— START —

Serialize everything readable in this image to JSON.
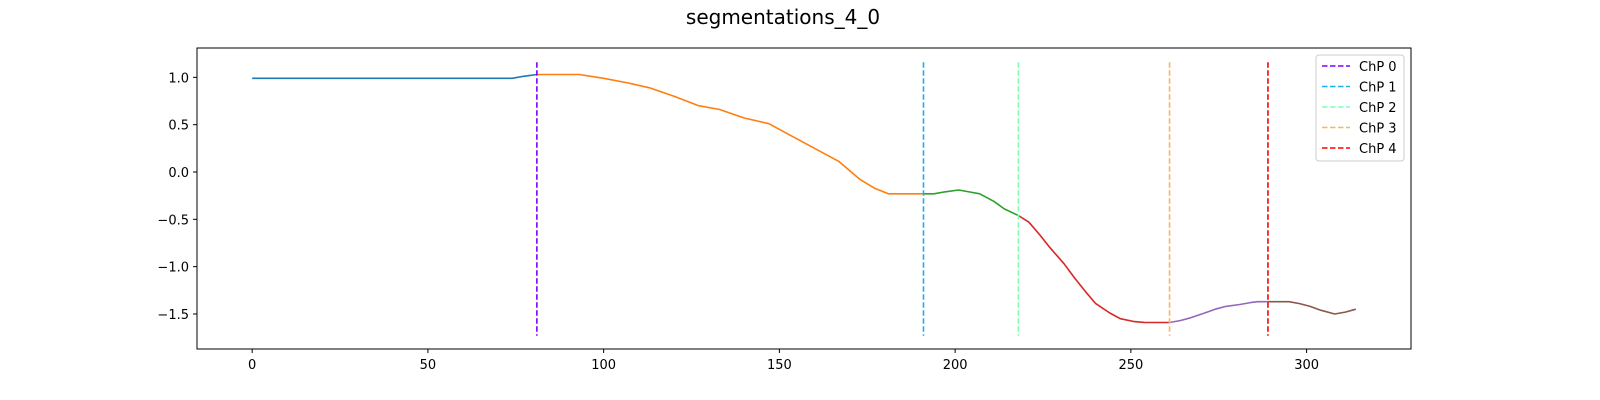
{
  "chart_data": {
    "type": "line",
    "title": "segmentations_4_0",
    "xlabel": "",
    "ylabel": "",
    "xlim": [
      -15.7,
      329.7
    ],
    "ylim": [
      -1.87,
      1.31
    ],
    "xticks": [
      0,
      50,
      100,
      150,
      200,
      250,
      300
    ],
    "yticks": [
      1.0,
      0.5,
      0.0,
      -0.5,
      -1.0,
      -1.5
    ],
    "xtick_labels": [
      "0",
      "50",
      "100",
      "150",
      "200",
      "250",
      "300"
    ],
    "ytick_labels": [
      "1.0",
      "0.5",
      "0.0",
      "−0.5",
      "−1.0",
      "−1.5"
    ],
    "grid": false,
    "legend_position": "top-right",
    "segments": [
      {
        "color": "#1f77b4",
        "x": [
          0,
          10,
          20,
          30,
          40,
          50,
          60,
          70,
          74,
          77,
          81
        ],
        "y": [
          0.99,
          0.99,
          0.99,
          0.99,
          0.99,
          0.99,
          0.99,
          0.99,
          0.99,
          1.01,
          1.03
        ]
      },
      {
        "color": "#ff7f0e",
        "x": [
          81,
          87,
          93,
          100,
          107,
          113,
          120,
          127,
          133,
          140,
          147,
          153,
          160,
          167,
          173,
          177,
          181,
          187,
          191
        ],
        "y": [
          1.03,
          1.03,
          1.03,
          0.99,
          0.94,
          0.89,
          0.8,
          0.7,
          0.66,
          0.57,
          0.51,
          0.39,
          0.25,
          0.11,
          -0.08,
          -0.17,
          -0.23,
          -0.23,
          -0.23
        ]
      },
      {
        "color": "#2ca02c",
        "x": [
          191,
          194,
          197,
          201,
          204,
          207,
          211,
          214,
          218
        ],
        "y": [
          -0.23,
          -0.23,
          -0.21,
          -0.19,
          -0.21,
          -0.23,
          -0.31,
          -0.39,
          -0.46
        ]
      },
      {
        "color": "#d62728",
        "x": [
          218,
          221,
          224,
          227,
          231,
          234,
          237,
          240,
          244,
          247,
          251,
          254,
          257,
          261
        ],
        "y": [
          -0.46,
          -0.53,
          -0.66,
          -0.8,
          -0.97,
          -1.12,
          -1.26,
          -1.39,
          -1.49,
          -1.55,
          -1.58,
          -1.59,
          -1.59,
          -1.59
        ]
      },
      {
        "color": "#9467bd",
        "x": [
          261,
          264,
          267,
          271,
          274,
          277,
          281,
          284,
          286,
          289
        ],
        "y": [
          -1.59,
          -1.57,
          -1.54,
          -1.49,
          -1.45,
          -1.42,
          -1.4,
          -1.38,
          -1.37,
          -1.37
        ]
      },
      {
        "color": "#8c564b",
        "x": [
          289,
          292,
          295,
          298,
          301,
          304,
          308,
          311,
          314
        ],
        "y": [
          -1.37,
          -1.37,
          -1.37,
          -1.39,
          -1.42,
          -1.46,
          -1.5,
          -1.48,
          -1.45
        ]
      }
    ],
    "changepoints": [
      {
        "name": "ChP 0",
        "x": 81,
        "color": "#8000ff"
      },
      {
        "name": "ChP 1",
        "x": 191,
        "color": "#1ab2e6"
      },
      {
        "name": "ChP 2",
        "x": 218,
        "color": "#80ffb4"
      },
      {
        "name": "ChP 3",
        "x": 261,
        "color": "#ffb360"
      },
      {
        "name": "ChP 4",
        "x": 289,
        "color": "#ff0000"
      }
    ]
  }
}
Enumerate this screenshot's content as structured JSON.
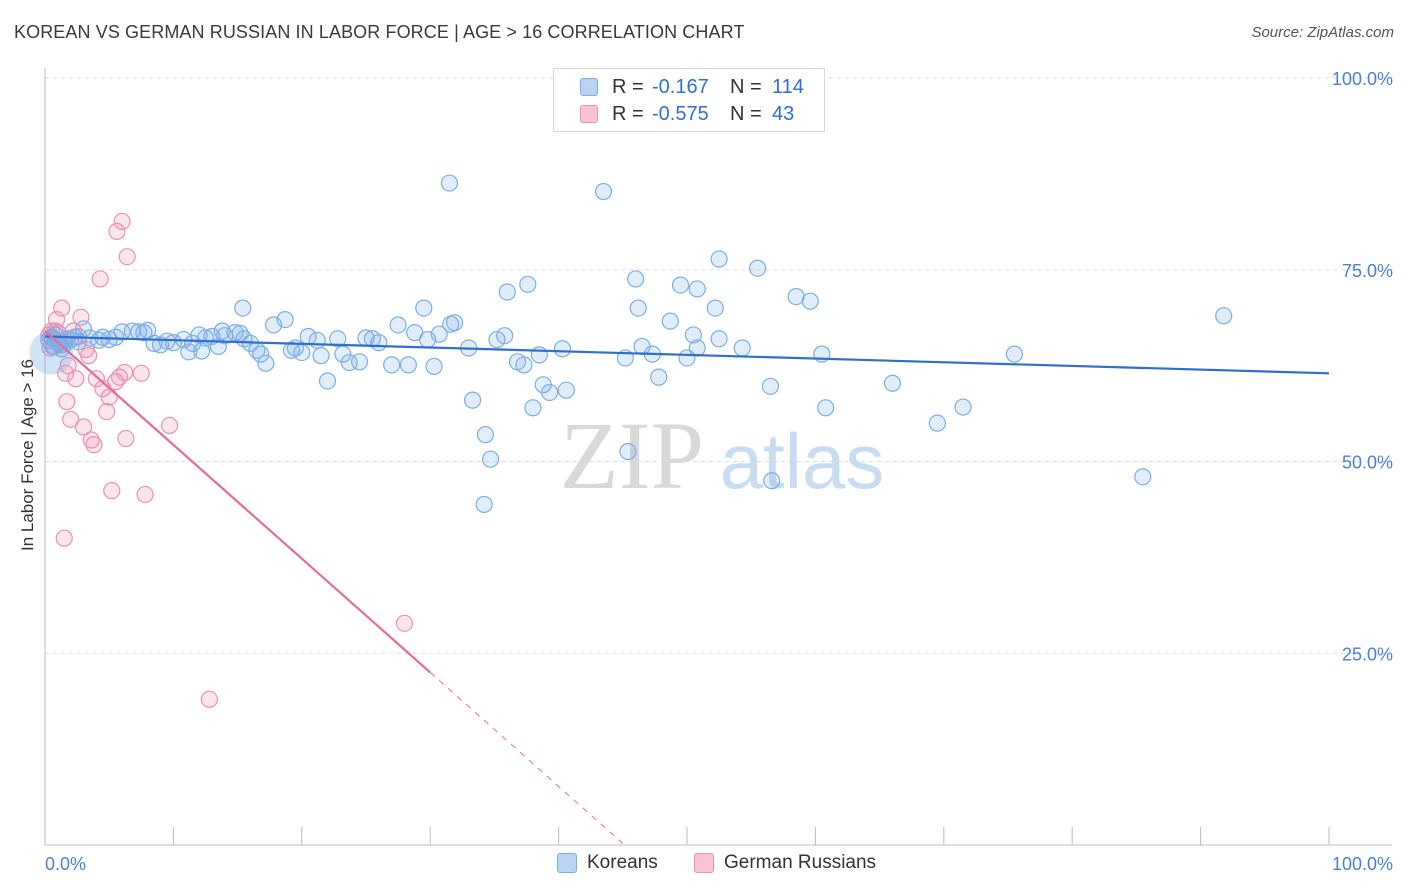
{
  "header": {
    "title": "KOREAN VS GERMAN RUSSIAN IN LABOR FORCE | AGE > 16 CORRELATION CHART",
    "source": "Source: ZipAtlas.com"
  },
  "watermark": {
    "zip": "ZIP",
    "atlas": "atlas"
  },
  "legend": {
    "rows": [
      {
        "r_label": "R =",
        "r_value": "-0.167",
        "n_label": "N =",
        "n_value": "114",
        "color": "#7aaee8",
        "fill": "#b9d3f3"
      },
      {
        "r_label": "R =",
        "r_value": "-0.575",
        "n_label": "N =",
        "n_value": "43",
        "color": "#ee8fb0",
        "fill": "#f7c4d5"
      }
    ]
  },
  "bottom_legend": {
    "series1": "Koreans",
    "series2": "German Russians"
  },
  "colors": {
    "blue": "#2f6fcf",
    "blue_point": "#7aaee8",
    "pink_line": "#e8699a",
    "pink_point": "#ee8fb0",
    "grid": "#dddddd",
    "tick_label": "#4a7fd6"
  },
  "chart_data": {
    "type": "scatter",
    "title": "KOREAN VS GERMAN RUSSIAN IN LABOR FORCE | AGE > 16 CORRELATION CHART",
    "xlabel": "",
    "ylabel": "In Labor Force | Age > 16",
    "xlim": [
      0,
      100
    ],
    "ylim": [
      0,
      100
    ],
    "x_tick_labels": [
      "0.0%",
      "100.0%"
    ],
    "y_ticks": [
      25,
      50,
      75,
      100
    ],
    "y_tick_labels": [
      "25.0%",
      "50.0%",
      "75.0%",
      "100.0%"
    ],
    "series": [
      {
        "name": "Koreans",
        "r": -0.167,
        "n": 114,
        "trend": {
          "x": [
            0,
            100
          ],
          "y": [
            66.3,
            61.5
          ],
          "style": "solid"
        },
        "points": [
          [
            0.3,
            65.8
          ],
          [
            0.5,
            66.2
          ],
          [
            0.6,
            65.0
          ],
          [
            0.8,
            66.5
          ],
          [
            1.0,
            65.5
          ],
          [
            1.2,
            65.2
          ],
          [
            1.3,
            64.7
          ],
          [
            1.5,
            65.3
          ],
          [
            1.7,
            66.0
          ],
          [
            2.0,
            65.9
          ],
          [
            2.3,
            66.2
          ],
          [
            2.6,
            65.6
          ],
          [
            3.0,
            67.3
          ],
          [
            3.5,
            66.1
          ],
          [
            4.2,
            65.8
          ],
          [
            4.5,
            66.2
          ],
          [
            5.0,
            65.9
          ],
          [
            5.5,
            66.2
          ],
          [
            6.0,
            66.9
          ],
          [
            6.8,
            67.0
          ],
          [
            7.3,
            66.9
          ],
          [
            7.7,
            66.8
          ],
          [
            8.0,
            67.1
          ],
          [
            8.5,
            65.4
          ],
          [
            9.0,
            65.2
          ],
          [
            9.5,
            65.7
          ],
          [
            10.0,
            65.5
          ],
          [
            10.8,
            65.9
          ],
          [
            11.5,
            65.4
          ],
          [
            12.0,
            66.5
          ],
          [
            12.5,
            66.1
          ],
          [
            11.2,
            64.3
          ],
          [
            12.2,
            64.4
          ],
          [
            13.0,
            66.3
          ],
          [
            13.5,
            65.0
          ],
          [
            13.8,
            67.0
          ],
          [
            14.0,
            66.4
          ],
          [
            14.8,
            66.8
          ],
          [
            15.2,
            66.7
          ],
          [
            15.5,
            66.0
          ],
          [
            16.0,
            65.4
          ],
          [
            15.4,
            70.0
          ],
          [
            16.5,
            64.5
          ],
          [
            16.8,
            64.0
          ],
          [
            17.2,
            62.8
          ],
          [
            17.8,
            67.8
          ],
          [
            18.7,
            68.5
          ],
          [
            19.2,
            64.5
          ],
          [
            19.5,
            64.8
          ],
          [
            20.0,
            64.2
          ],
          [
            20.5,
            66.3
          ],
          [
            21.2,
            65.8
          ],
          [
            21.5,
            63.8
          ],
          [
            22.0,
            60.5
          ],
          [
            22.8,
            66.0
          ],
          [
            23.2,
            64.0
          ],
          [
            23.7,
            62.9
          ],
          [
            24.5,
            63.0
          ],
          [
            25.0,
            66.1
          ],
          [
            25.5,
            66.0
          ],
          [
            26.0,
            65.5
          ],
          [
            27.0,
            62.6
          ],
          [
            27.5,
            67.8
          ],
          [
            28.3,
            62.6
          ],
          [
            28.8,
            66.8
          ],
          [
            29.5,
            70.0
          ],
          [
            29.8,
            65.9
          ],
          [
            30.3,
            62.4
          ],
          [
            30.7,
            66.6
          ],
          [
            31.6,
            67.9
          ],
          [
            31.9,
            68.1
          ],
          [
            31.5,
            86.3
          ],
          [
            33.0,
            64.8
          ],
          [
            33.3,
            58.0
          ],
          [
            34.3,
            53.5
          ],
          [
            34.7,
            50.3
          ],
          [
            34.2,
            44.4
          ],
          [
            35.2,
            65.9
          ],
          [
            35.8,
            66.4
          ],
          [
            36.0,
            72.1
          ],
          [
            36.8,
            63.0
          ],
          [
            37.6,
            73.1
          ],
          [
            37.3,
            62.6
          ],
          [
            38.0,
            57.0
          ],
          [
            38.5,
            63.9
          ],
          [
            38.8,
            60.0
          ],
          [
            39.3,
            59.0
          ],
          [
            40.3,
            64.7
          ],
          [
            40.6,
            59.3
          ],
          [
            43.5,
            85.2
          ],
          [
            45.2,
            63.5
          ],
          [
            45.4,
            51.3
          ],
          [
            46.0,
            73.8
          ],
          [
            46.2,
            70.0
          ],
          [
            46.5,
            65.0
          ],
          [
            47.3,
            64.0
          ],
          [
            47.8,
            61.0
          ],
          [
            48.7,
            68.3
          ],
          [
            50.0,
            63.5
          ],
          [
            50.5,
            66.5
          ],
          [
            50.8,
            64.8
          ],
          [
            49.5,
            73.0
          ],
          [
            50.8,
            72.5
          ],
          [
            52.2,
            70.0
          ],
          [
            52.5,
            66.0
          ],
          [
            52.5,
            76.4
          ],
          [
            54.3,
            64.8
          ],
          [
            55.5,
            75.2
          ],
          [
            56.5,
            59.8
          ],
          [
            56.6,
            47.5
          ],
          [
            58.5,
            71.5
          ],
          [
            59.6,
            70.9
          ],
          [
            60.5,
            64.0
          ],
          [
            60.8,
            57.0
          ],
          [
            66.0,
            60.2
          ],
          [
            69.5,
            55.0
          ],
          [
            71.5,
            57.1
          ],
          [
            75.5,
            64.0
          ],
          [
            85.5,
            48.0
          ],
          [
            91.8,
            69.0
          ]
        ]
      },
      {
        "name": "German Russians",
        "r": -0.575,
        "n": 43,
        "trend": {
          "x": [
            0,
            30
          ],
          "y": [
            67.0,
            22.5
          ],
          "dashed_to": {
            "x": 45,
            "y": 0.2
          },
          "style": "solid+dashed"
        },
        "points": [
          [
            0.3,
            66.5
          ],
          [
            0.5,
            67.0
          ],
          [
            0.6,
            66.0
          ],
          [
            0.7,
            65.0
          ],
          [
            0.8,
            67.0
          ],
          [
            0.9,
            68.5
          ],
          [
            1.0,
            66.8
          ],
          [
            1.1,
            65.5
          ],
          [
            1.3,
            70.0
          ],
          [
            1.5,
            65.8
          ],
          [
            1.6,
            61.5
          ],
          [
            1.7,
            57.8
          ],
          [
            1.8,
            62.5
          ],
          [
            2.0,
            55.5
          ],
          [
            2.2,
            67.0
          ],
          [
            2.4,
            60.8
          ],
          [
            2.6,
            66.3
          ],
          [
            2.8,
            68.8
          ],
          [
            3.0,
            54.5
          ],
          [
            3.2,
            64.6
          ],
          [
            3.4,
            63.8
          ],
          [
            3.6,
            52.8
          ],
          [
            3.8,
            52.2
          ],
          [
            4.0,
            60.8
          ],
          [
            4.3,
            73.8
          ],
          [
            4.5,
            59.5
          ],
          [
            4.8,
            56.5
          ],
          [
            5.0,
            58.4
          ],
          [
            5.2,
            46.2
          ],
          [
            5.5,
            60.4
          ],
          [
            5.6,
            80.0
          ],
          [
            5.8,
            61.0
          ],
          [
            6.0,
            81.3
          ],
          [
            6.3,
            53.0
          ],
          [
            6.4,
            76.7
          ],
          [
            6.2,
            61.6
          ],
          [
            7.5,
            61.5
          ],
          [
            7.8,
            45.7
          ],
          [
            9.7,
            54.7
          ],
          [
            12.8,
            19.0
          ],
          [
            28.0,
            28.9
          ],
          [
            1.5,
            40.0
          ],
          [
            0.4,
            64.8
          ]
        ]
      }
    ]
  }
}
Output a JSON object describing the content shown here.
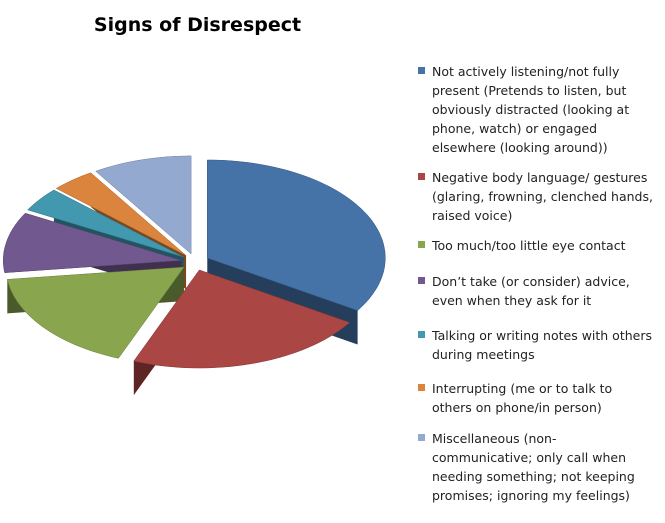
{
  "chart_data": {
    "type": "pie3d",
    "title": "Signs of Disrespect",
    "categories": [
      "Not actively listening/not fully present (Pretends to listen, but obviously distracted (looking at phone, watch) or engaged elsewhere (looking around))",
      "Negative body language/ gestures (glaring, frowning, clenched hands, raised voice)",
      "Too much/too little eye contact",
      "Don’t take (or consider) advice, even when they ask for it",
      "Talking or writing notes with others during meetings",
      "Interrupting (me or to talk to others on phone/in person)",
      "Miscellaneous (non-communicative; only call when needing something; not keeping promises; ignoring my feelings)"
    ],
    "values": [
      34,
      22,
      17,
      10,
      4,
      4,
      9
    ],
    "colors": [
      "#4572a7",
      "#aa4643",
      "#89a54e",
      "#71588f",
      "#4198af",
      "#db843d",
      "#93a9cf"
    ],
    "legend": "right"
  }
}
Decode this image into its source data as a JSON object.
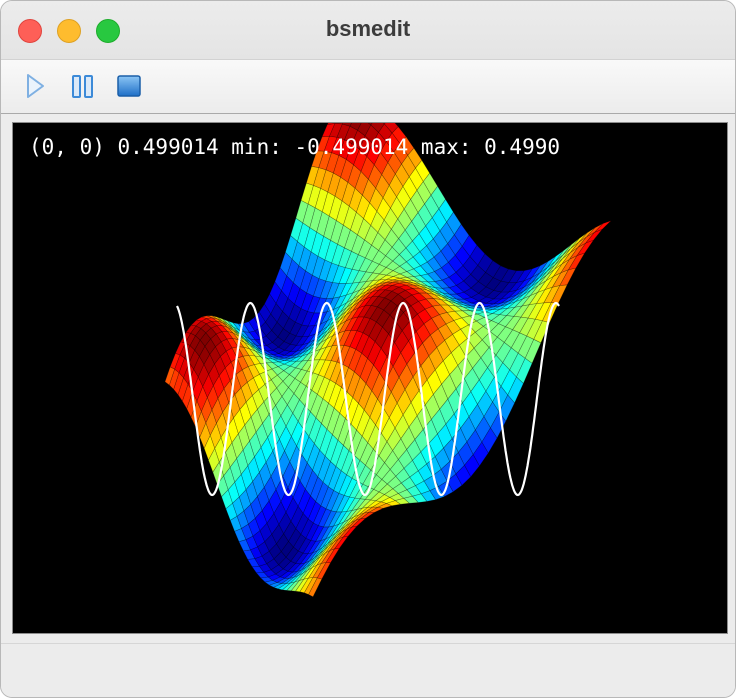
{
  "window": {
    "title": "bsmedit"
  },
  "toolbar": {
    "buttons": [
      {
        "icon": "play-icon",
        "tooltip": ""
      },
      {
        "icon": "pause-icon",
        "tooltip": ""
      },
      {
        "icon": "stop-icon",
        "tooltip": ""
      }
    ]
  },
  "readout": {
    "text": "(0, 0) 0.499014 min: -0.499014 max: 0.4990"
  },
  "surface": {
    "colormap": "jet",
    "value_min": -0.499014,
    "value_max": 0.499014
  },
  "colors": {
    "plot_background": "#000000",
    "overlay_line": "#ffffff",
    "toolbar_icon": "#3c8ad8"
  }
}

— END —

From the line with "Decode this image" down to the end of the entries, retype each line exactly as written, but drop the pictures.

EXERCISE OUTPUT |
Decode this image into its source data as a JSON object.
{
  "window": {
    "title": "bsmedit"
  },
  "toolbar": {
    "buttons": [
      {
        "icon": "play-icon",
        "tooltip": ""
      },
      {
        "icon": "pause-icon",
        "tooltip": ""
      },
      {
        "icon": "stop-icon",
        "tooltip": ""
      }
    ]
  },
  "readout": {
    "text": "(0, 0) 0.499014 min: -0.499014 max: 0.4990"
  },
  "surface": {
    "colormap": "jet",
    "value_min": -0.499014,
    "value_max": 0.499014
  },
  "colors": {
    "plot_background": "#000000",
    "overlay_line": "#ffffff",
    "toolbar_icon": "#3c8ad8"
  }
}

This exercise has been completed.